Produce a verbatim copy of the entries listed below.

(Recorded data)
--

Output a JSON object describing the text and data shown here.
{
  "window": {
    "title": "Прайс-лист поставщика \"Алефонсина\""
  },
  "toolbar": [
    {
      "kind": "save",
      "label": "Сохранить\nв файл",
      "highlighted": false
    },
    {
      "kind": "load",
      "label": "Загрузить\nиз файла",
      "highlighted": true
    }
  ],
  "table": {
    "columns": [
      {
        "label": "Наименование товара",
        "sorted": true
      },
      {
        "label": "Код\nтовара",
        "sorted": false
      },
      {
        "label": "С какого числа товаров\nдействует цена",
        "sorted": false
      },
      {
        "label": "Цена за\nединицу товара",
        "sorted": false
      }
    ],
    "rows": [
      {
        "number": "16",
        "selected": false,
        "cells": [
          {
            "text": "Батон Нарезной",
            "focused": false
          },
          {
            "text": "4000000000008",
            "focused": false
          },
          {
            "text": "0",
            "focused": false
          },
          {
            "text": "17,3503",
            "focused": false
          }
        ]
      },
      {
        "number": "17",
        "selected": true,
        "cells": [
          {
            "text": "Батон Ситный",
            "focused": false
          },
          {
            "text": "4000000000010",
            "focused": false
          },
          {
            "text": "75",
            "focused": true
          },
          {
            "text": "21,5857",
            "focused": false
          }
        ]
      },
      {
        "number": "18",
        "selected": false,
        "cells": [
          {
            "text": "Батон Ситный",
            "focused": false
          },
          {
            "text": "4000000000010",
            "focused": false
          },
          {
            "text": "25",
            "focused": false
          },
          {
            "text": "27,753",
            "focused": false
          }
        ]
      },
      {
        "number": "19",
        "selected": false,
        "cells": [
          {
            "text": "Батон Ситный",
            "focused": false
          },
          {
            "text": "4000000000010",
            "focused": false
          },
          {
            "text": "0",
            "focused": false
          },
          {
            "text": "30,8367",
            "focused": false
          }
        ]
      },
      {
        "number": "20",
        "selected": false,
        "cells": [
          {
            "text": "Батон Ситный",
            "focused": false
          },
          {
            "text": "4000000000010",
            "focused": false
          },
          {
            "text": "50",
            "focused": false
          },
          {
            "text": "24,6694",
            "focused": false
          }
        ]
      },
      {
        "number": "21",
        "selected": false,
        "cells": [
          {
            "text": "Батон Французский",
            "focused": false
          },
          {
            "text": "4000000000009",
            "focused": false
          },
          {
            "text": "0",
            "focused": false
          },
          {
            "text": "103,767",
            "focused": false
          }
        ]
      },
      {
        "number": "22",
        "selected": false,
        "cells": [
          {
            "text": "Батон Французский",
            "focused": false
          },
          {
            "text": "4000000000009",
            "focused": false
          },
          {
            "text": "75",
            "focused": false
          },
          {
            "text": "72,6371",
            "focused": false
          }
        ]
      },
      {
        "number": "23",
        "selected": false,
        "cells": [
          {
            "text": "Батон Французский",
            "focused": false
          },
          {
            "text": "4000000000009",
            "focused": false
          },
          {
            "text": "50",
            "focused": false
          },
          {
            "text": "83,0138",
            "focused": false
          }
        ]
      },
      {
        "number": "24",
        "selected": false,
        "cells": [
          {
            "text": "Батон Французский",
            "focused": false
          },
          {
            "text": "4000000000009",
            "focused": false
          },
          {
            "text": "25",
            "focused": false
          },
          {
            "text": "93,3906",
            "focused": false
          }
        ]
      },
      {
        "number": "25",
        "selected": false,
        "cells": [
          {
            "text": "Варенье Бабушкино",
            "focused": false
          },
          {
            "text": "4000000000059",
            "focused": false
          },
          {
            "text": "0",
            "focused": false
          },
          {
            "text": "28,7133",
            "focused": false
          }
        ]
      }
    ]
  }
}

--

REPLY TO THE TASK:
Output a JSON object describing the text and data shown here.
{
  "window": {
    "title": "Прайс-лист поставщика \"Алефонсина\""
  },
  "toolbar": [
    {
      "kind": "save",
      "label": "Сохранить\nв файл",
      "highlighted": false
    },
    {
      "kind": "load",
      "label": "Загрузить\nиз файла",
      "highlighted": true
    }
  ],
  "table": {
    "columns": [
      {
        "label": "Наименование товара",
        "sorted": true
      },
      {
        "label": "Код\nтовара",
        "sorted": false
      },
      {
        "label": "С какого числа товаров\nдействует цена",
        "sorted": false
      },
      {
        "label": "Цена за\nединицу товара",
        "sorted": false
      }
    ],
    "rows": [
      {
        "number": "16",
        "selected": false,
        "cells": [
          {
            "text": "Батон Нарезной",
            "focused": false
          },
          {
            "text": "4000000000008",
            "focused": false
          },
          {
            "text": "0",
            "focused": false
          },
          {
            "text": "17,3503",
            "focused": false
          }
        ]
      },
      {
        "number": "17",
        "selected": true,
        "cells": [
          {
            "text": "Батон Ситный",
            "focused": false
          },
          {
            "text": "4000000000010",
            "focused": false
          },
          {
            "text": "75",
            "focused": true
          },
          {
            "text": "21,5857",
            "focused": false
          }
        ]
      },
      {
        "number": "18",
        "selected": false,
        "cells": [
          {
            "text": "Батон Ситный",
            "focused": false
          },
          {
            "text": "4000000000010",
            "focused": false
          },
          {
            "text": "25",
            "focused": false
          },
          {
            "text": "27,753",
            "focused": false
          }
        ]
      },
      {
        "number": "19",
        "selected": false,
        "cells": [
          {
            "text": "Батон Ситный",
            "focused": false
          },
          {
            "text": "4000000000010",
            "focused": false
          },
          {
            "text": "0",
            "focused": false
          },
          {
            "text": "30,8367",
            "focused": false
          }
        ]
      },
      {
        "number": "20",
        "selected": false,
        "cells": [
          {
            "text": "Батон Ситный",
            "focused": false
          },
          {
            "text": "4000000000010",
            "focused": false
          },
          {
            "text": "50",
            "focused": false
          },
          {
            "text": "24,6694",
            "focused": false
          }
        ]
      },
      {
        "number": "21",
        "selected": false,
        "cells": [
          {
            "text": "Батон Французский",
            "focused": false
          },
          {
            "text": "4000000000009",
            "focused": false
          },
          {
            "text": "0",
            "focused": false
          },
          {
            "text": "103,767",
            "focused": false
          }
        ]
      },
      {
        "number": "22",
        "selected": false,
        "cells": [
          {
            "text": "Батон Французский",
            "focused": false
          },
          {
            "text": "4000000000009",
            "focused": false
          },
          {
            "text": "75",
            "focused": false
          },
          {
            "text": "72,6371",
            "focused": false
          }
        ]
      },
      {
        "number": "23",
        "selected": false,
        "cells": [
          {
            "text": "Батон Французский",
            "focused": false
          },
          {
            "text": "4000000000009",
            "focused": false
          },
          {
            "text": "50",
            "focused": false
          },
          {
            "text": "83,0138",
            "focused": false
          }
        ]
      },
      {
        "number": "24",
        "selected": false,
        "cells": [
          {
            "text": "Батон Французский",
            "focused": false
          },
          {
            "text": "4000000000009",
            "focused": false
          },
          {
            "text": "25",
            "focused": false
          },
          {
            "text": "93,3906",
            "focused": false
          }
        ]
      },
      {
        "number": "25",
        "selected": false,
        "cells": [
          {
            "text": "Варенье Бабушкино",
            "focused": false
          },
          {
            "text": "4000000000059",
            "focused": false
          },
          {
            "text": "0",
            "focused": false
          },
          {
            "text": "28,7133",
            "focused": false
          }
        ]
      }
    ]
  }
}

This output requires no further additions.